- Supreme Court of the United States

Argued December 4, 2000 Decided April 24, 2001
- Full case name: Gail Atwater, et al., Petitioners v. City of Lago Vista, et al.
- Citations: 532 U.S. 318 (more) 121 S. Ct. 1536; 149 L. Ed. 2d 549; 2001 U.S. LEXIS 3366; 69 U.S.L.W. 4262; 2001 Cal. Daily Op. Service 3203; 2001 Daily Journal DAR 3953; 2001 Colo. J. C.A.R. 2069; 14 Fla. L. Weekly Fed. S 193

Case history
- Prior: United States District Court for the Western District of Texas ruled for the City; reversed, 165 F.3d 380 (5th Cir. 1999); vacated, 171 F.3d 258 (5th Cir. 1999); District Court ruling affirmed by en banc court, 195 F.3d 242 (5th Cir. 1999); cert. granted, 530 U.S. 1260 (2000).

Court membership
- Chief Justice William Rehnquist Associate Justices John P. Stevens · Sandra Day O'Connor Antonin Scalia · Anthony Kennedy David Souter · Clarence Thomas Ruth Bader Ginsburg · Stephen Breyer

Case opinions
- Majority: SOUTER, joined by REHNQUIST, SCALIA, KENNEDY, THOMAS
- Dissent: O'CONNOR, joined by STEVENS, GINSBURG, BREYER

= Atwater v. City of Lago Vista =

Atwater v. Lago Vista, 532 U.S. 318 (2001), was a United States Supreme Court decision which held that a person's Fourth Amendment rights are not violated when the subject is arrested for driving without a seatbelt. The court ruled that such an arrest for a misdemeanor that is punishable only by a fine does not constitute an unreasonable seizure under the Fourth Amendment.

==Facts==
Texas law provides for police officer discretion in arresting any person caught committing a misdemeanor, such as violating its mandatory seat belt laws. Violation of its seatbelt law in 1999 was punishable with the maximum fine of $50. In March 1997, Gail Atwater of Lago Vista, Texas was driving her pickup truck with her three-year-old son and five-year-old daughter inside. She allowed the children to unbuckle their seatbelts to search for a misplaced toy; hence, none of them were wearing their seatbelts. Lago Vista police officer Bart Turek recognized Atwater and stopped her. Atwater and her children remained in her truck when Turek approached the driver's side window and aggressively jabbed his finger toward her face. According to Atwater's complaint and witness testimony, Turek screamed at Atwater about the seatbelts, frightening her children. When Atwater requested that Turek lower his voice, he immediately yelled in response, "you’re going to jail." However, According to the record, Atwater remained calm and did not act suspiciously, did not pose any threat to Turek and did not engage in any illegal conduct other than failing to wear a seatbelt. Turek continued to verbally abuse Atwater, accusing her of not caring for her children.

- - - - -

**SHORT TASK 1:** Rewrite the passage on the Atwater v. City of Lago Vista case between "Case opinions" and "the Fourth Amendment.", inclusive, substituting "minor offense" for "misdemeanor".
**SHORT TASK 2:** Resume the account of the Atwater v. City of Lago Vista case, starting right after its last sentence.

- - - - -

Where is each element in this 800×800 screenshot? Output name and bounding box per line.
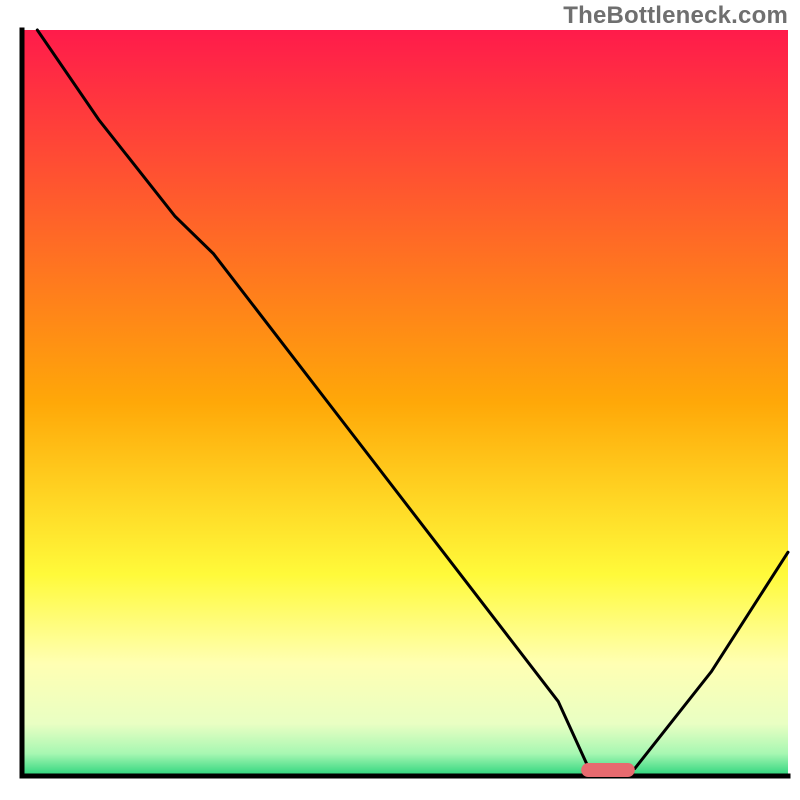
bottleneck-chart	[0, 0, 800, 800]
chart-container: TheBottleneck.com	[0, 0, 800, 800]
optimal-range-marker	[581, 763, 635, 777]
gradient-background	[22, 30, 788, 776]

- - - - -

**RESPONSE 1:**
Case opinions
- Majority: SOUTER, joined by REHNQUIST, SCALIA, KENNEDY, THOMAS
- Dissent: O'CONNOR, joined by STEVENS, GINSBURG, BREYER

= Atwater v. City of Lago Vista =

Atwater v. Lago Vista, 532 U.S. 318 (2001), was a United States Supreme Court decision which held that a person's Fourth Amendment rights are not violated when the subject is arrested for driving without a seatbelt. The court ruled that such an arrest for a minor offense that is punishable only by a fine does not constitute an unreasonable seizure under the Fourth Amendment.

**RESPONSE 2:**
After telling Atwater that she would be taken to jail, Turek demanded her driver's license and proof of insurance. When Atwater informed Turek that her purse containing her license and insurance card had recently been stolen, Turek told Atwater that he had "heard that story two hundred times." Atwater provided her address from her checkbook. Atwater then asked Turek to allow her to take her "frightened, upset, and crying" children to a friend's home located two houses away before taking her to jail, but he refused her request. Turek told her "[y]ou're not going anywhere" and stated that her children could accompany her to the police station. Atwater's friend arrived at the scene and took the children into her care while the officer arrested Atwater. Turek handcuffed Atwater in front of her children, placed her in his squad car, did not fasten her seatbelt and drove her to the police station to be booked and fingerprinted. According to the court document, "booking officers had her remove her shoes, jewelry, and eyeglasses, and empty her pockets. Officers took Atwater's 'mug shot' and placed her alone in a jail cell for about one hour." A magistrate released Atwater on $310 bond. She later paid three $50 fines for each violation of Texas's seat belt law, one for her and one for each of her children. The charges of driving without a license and without proof of insurance were dismissed.

Atwater and her husband Michael Haas, an emergency-room physician, filed suit under 42 U.S.C. § 1983, alleging that the city violated her Fourth Amendment right of freedom from unreasonable seizures by arresting her for an offense that was punishable with a simple monetary fine. The United States District Court for the Western District of Texas found summary judgment for the city. A panel of the Fifth Circuit reversed, holding that arresting a person for a fine-only misdemeanor was per se unreasonable. The Fifth Circuit, sitting en banc, reversed the panel, agreeing with the district court's reasoning. Three judges dissented from the en banc panel's ruling, arguing that the police should have had a specific reason for arresting Atwater for only violating the seatbelt law. The U.S. Supreme Court agreed to hear the case.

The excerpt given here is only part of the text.